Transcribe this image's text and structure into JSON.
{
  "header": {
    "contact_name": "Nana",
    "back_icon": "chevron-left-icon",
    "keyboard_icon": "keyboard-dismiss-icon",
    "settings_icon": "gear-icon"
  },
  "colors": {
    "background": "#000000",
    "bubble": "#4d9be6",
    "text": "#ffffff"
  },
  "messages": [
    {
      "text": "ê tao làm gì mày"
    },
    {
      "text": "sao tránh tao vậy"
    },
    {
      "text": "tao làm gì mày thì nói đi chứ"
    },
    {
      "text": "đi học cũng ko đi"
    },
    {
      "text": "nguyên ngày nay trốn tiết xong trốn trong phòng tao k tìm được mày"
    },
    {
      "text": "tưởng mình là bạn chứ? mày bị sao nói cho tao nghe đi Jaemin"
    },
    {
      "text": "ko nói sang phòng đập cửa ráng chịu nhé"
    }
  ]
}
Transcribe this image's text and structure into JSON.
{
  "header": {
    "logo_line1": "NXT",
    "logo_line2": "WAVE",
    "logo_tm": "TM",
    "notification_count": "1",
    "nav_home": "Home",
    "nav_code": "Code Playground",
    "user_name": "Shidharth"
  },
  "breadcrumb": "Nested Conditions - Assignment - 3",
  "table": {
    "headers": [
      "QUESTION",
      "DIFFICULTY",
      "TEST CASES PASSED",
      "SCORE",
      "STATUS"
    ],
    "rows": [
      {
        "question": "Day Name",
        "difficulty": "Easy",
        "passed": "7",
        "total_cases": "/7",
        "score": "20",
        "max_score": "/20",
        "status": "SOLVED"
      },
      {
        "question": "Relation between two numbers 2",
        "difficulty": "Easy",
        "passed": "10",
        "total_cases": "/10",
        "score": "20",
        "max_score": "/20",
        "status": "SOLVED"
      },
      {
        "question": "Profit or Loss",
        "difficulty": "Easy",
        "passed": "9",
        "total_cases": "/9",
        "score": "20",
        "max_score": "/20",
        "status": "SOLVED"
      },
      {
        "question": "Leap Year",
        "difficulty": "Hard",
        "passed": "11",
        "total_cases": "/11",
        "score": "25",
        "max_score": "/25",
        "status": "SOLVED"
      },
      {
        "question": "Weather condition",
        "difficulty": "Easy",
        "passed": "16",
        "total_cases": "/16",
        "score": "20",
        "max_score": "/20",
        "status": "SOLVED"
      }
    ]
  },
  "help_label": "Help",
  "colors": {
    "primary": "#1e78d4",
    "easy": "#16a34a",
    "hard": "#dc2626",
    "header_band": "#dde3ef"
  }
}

══════════════════════════════

Type out the entries again, word for word.

Right answer:
Transcribe this image's text and structure into JSON.
{
  "header": {
    "contact_name": "Nana",
    "back_icon": "chevron-left-icon",
    "keyboard_icon": "keyboard-dismiss-icon",
    "settings_icon": "gear-icon"
  },
  "colors": {
    "background": "#000000",
    "bubble": "#4d9be6",
    "text": "#ffffff"
  },
  "messages": [
    {
      "text": "ê tao làm gì mày"
    },
    {
      "text": "sao tránh tao vậy"
    },
    {
      "text": "tao làm gì mày thì nói đi chứ"
    },
    {
      "text": "đi học cũng ko đi"
    },
    {
      "text": "nguyên ngày nay trốn tiết xong trốn trong phòng tao k tìm được mày"
    },
    {
      "text": "tưởng mình là bạn chứ? mày bị sao nói cho tao nghe đi Jaemin"
    },
    {
      "text": "ko nói sang phòng đập cửa ráng chịu nhé"
    }
  ]
}
Transcribe this image's text and structure into JSON.
{
  "header": {
    "logo_line1": "NXT",
    "logo_line2": "WAVE",
    "logo_tm": "TM",
    "notification_count": "1",
    "nav_home": "Home",
    "nav_code": "Code Playground",
    "user_name": "Shidharth"
  },
  "breadcrumb": "Nested Conditions - Assignment - 3",
  "table": {
    "headers": [
      "QUESTION",
      "DIFFICULTY",
      "TEST CASES PASSED",
      "SCORE",
      "STATUS"
    ],
    "rows": [
      {
        "question": "Day Name",
        "difficulty": "Easy",
        "passed": "7",
        "total_cases": "/7",
        "score": "20",
        "max_score": "/20",
        "status": "SOLVED"
      },
      {
        "question": "Relation between two numbers 2",
        "difficulty": "Easy",
        "passed": "10",
        "total_cases": "/10",
        "score": "20",
        "max_score": "/20",
        "status": "SOLVED"
      },
      {
        "question": "Profit or Loss",
        "difficulty": "Easy",
        "passed": "9",
        "total_cases": "/9",
        "score": "20",
        "max_score": "/20",
        "status": "SOLVED"
      },
      {
        "question": "Leap Year",
        "difficulty": "Hard",
        "passed": "11",
        "total_cases": "/11",
        "score": "25",
        "max_score": "/25",
        "status": "SOLVED"
      },
      {
        "question": "Weather condition",
        "difficulty": "Easy",
        "passed": "16",
        "total_cases": "/16",
        "score": "20",
        "max_score": "/20",
        "status": "SOLVED"
      }
    ]
  },
  "help_label": "Help",
  "colors": {
    "primary": "#1e78d4",
    "easy": "#16a34a",
    "hard": "#dc2626",
    "header_band": "#dde3ef"
  }
}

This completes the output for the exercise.